- [Data supplied]:
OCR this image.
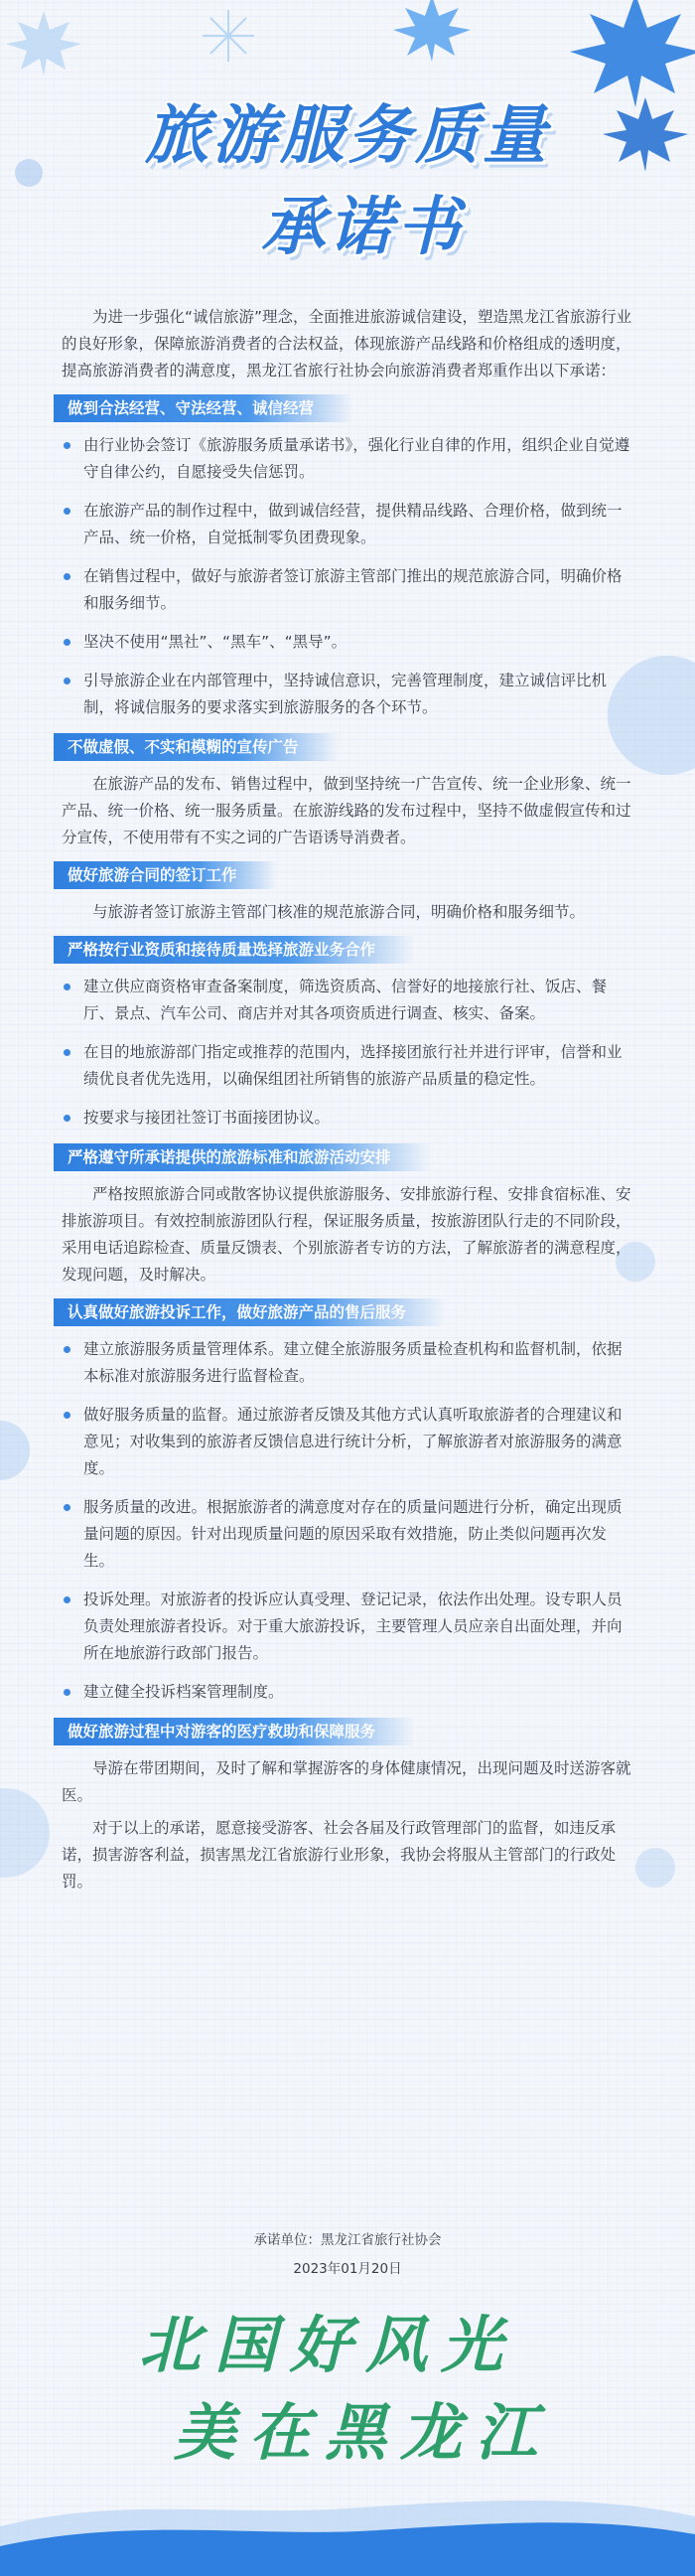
旅游服务质量
承诺书

为进一步强化“诚信旅游”理念，全面推进旅游诚信建设，塑造黑龙江省旅游行业的良好形象，保障旅游消费者的合法权益，体现旅游产品线路和价格组成的透明度，提高旅游消费者的满意度，黑龙江省旅行社协会向旅游消费者郑重作出以下承诺：

做到合法经营、守法经营、诚信经营
由行业协会签订《旅游服务质量承诺书》，强化行业自律的作用，组织企业自觉遵守自律公约，自愿接受失信惩罚。
在旅游产品的制作过程中，做到诚信经营，提供精品线路、合理价格，做到统一产品、统一价格，自觉抵制零负团费现象。
在销售过程中，做好与旅游者签订旅游主管部门推出的规范旅游合同，明确价格和服务细节。
坚决不使用“黑社”、“黑车”、“黑导”。
引导旅游企业在内部管理中，坚持诚信意识，完善管理制度，建立诚信评比机制，将诚信服务的要求落实到旅游服务的各个环节。
不做虚假、不实和模糊的宣传广告

在旅游产品的发布、销售过程中，做到坚持统一广告宣传、统一企业形象、统一产品、统一价格、统一服务质量。在旅游线路的发布过程中，坚持不做虚假宣传和过分宣传，不使用带有不实之词的广告语诱导消费者。

做好旅游合同的签订工作

与旅游者签订旅游主管部门核准的规范旅游合同，明确价格和服务细节。

严格按行业资质和接待质量选择旅游业务合作
建立供应商资格审查备案制度，筛选资质高、信誉好的地接旅行社、饭店、餐厅、景点、汽车公司、商店并对其各项资质进行调查、核实、备案。
在目的地旅游部门指定或推荐的范围内，选择接团旅行社并进行评审，信誉和业绩优良者优先选用，以确保组团社所销售的旅游产品质量的稳定性。
按要求与接团社签订书面接团协议。
严格遵守所承诺提供的旅游标准和旅游活动安排

严格按照旅游合同或散客协议提供旅游服务、安排旅游行程、安排食宿标准、安排旅游项目。有效控制旅游团队行程，保证服务质量，按旅游团队行走的不同阶段，采用电话追踪检查、质量反馈表、个别旅游者专访的方法，了解旅游者的满意程度，发现问题，及时解决。

认真做好旅游投诉工作，做好旅游产品的售后服务
建立旅游服务质量管理体系。建立健全旅游服务质量检查机构和监督机制，依据本标准对旅游服务进行监督检查。
做好服务质量的监督。通过旅游者反馈及其他方式认真听取旅游者的合理建议和意见；对收集到的旅游者反馈信息进行统计分析，了解旅游者对旅游服务的满意度。
服务质量的改进。根据旅游者的满意度对存在的质量问题进行分析，确定出现质量问题的原因。针对出现质量问题的原因采取有效措施，防止类似问题再次发生。
投诉处理。对旅游者的投诉应认真受理、登记记录，依法作出处理。设专职人员负责处理旅游者投诉。对于重大旅游投诉，主要管理人员应亲自出面处理，并向所在地旅游行政部门报告。
建立健全投诉档案管理制度。
做好旅游过程中对游客的医疗救助和保障服务

导游在带团期间，及时了解和掌握游客的身体健康情况，出现问题及时送游客就医。

对于以上的承诺，愿意接受游客、社会各届及行政管理部门的监督，如违反承诺，损害游客利益，损害黑龙江省旅游行业形象，我协会将服从主管部门的行政处罚。

承诺单位：黑龙江省旅行社协会
2023年01月20日
北国好风光
美在黑龙江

- [What the task requires]: Transcribe each line above verbatim, with the pictures left out.

- [Response for this exercise]:
OCR this image.
旅游服务质量
承诺书

为进一步强化“诚信旅游”理念，全面推进旅游诚信建设，塑造黑龙江省旅游行业的良好形象，保障旅游消费者的合法权益，体现旅游产品线路和价格组成的透明度，提高旅游消费者的满意度，黑龙江省旅行社协会向旅游消费者郑重作出以下承诺：

做到合法经营、守法经营、诚信经营
由行业协会签订《旅游服务质量承诺书》，强化行业自律的作用，组织企业自觉遵守自律公约，自愿接受失信惩罚。
在旅游产品的制作过程中，做到诚信经营，提供精品线路、合理价格，做到统一产品、统一价格，自觉抵制零负团费现象。
在销售过程中，做好与旅游者签订旅游主管部门推出的规范旅游合同，明确价格和服务细节。
坚决不使用“黑社”、“黑车”、“黑导”。
引导旅游企业在内部管理中，坚持诚信意识，完善管理制度，建立诚信评比机制，将诚信服务的要求落实到旅游服务的各个环节。
不做虚假、不实和模糊的宣传广告

在旅游产品的发布、销售过程中，做到坚持统一广告宣传、统一企业形象、统一产品、统一价格、统一服务质量。在旅游线路的发布过程中，坚持不做虚假宣传和过分宣传，不使用带有不实之词的广告语诱导消费者。

做好旅游合同的签订工作

与旅游者签订旅游主管部门核准的规范旅游合同，明确价格和服务细节。

严格按行业资质和接待质量选择旅游业务合作
建立供应商资格审查备案制度，筛选资质高、信誉好的地接旅行社、饭店、餐厅、景点、汽车公司、商店并对其各项资质进行调查、核实、备案。
在目的地旅游部门指定或推荐的范围内，选择接团旅行社并进行评审，信誉和业绩优良者优先选用，以确保组团社所销售的旅游产品质量的稳定性。
按要求与接团社签订书面接团协议。
严格遵守所承诺提供的旅游标准和旅游活动安排

严格按照旅游合同或散客协议提供旅游服务、安排旅游行程、安排食宿标准、安排旅游项目。有效控制旅游团队行程，保证服务质量，按旅游团队行走的不同阶段，采用电话追踪检查、质量反馈表、个别旅游者专访的方法，了解旅游者的满意程度，发现问题，及时解决。

认真做好旅游投诉工作，做好旅游产品的售后服务
建立旅游服务质量管理体系。建立健全旅游服务质量检查机构和监督机制，依据本标准对旅游服务进行监督检查。
做好服务质量的监督。通过旅游者反馈及其他方式认真听取旅游者的合理建议和意见；对收集到的旅游者反馈信息进行统计分析，了解旅游者对旅游服务的满意度。
服务质量的改进。根据旅游者的满意度对存在的质量问题进行分析，确定出现质量问题的原因。针对出现质量问题的原因采取有效措施，防止类似问题再次发生。
投诉处理。对旅游者的投诉应认真受理、登记记录，依法作出处理。设专职人员负责处理旅游者投诉。对于重大旅游投诉，主要管理人员应亲自出面处理，并向所在地旅游行政部门报告。
建立健全投诉档案管理制度。
做好旅游过程中对游客的医疗救助和保障服务

导游在带团期间，及时了解和掌握游客的身体健康情况，出现问题及时送游客就医。

对于以上的承诺，愿意接受游客、社会各届及行政管理部门的监督，如违反承诺，损害游客利益，损害黑龙江省旅游行业形象，我协会将服从主管部门的行政处罚。

承诺单位：黑龙江省旅行社协会
2023年01月20日
北国好风光
美在黑龙江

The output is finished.